──────── DATA FOR THIS EXERCISE ────────

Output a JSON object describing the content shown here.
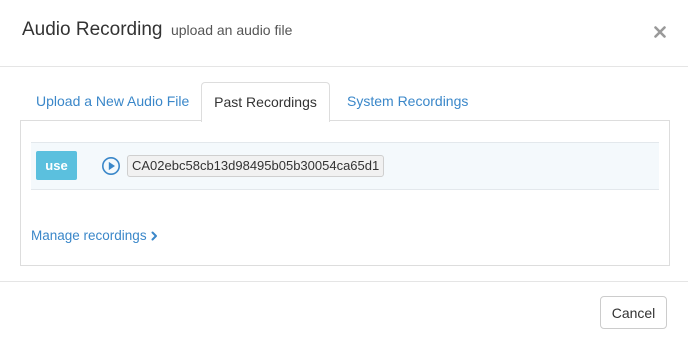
{
  "header": {
    "title": "Audio Recording",
    "subtitle": "upload an audio file",
    "close_icon": "close-icon"
  },
  "tabs": [
    {
      "label": "Upload a New Audio File",
      "active": false
    },
    {
      "label": "Past Recordings",
      "active": true
    },
    {
      "label": "System Recordings",
      "active": false
    }
  ],
  "recordings": [
    {
      "use_label": "use",
      "play_icon": "play-circle-icon",
      "id": "CA02ebc58cb13d98495b05b30054ca65d1"
    }
  ],
  "manage_link": {
    "label": "Manage recordings",
    "icon": "chevron-right-icon"
  },
  "footer": {
    "cancel_label": "Cancel"
  },
  "colors": {
    "link": "#3a87c9",
    "use_button": "#5bc0de",
    "row_background": "#f4f9fc"
  }
}
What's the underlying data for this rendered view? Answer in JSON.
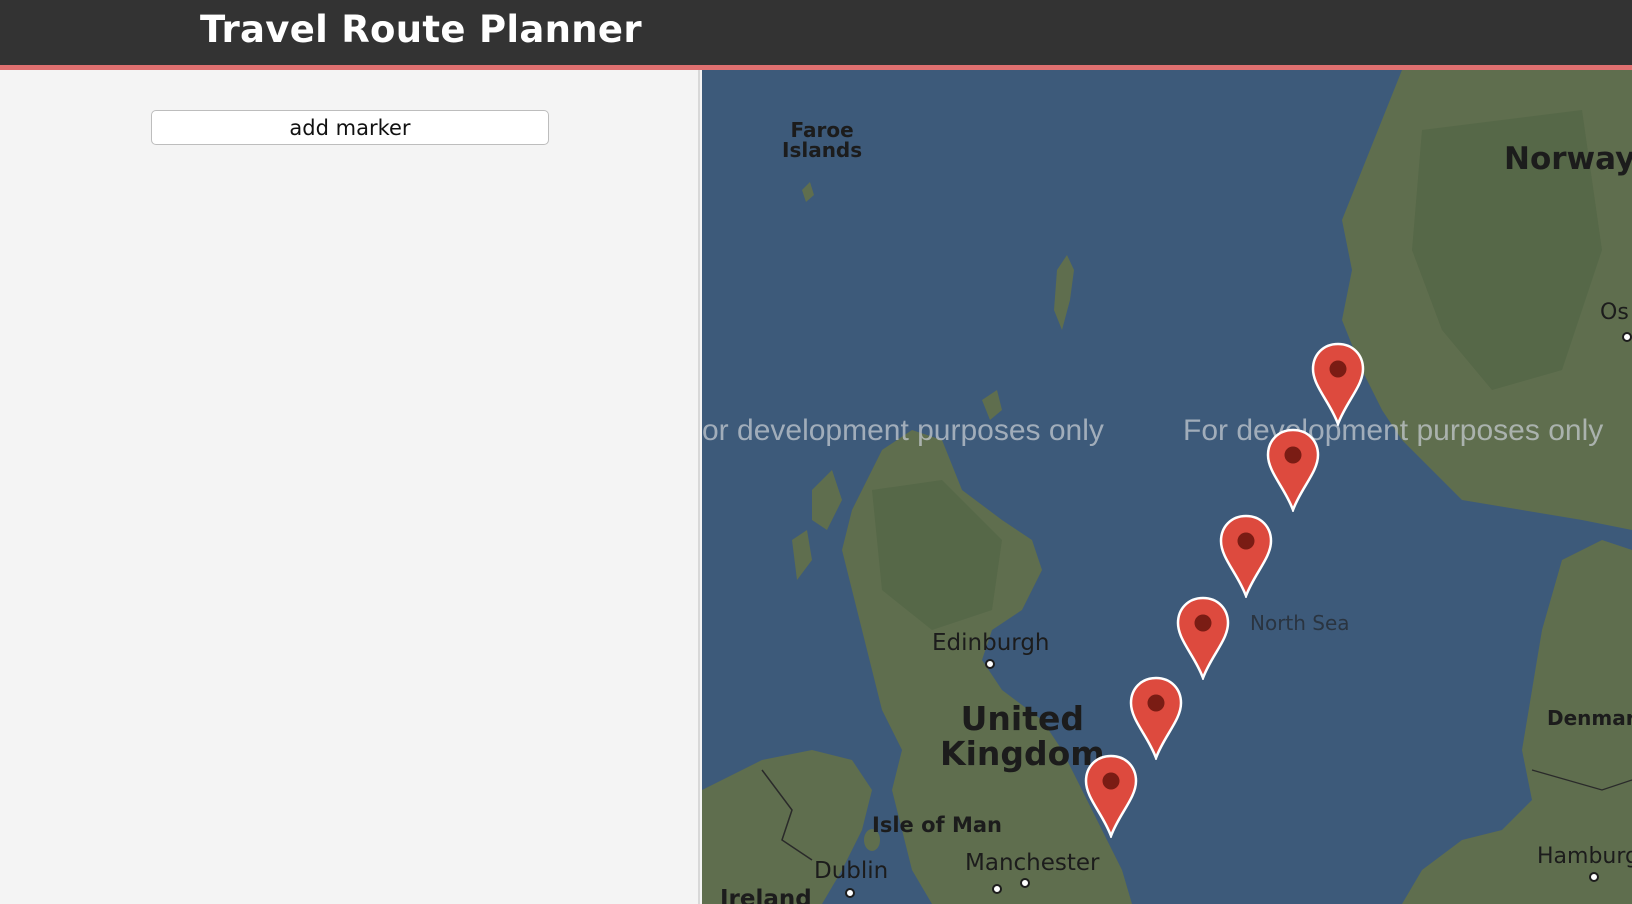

────────

DO THIS:
Make an exact copy of every record, pictures excluded.

COMPLETE OUTPUT:
Output a JSON object describing the content shown here.
{
  "header": {
    "title": "Audio Recording",
    "subtitle": "upload an audio file",
    "close_icon": "close-icon"
  },
  "tabs": [
    {
      "label": "Upload a New Audio File",
      "active": false
    },
    {
      "label": "Past Recordings",
      "active": true
    },
    {
      "label": "System Recordings",
      "active": false
    }
  ],
  "recordings": [
    {
      "use_label": "use",
      "play_icon": "play-circle-icon",
      "id": "CA02ebc58cb13d98495b05b30054ca65d1"
    }
  ],
  "manage_link": {
    "label": "Manage recordings",
    "icon": "chevron-right-icon"
  },
  "footer": {
    "cancel_label": "Cancel"
  },
  "colors": {
    "link": "#3a87c9",
    "use_button": "#5bc0de",
    "row_background": "#f4f9fc"
  }
}
What's the underlying data for this rendered view? Answer in JSON.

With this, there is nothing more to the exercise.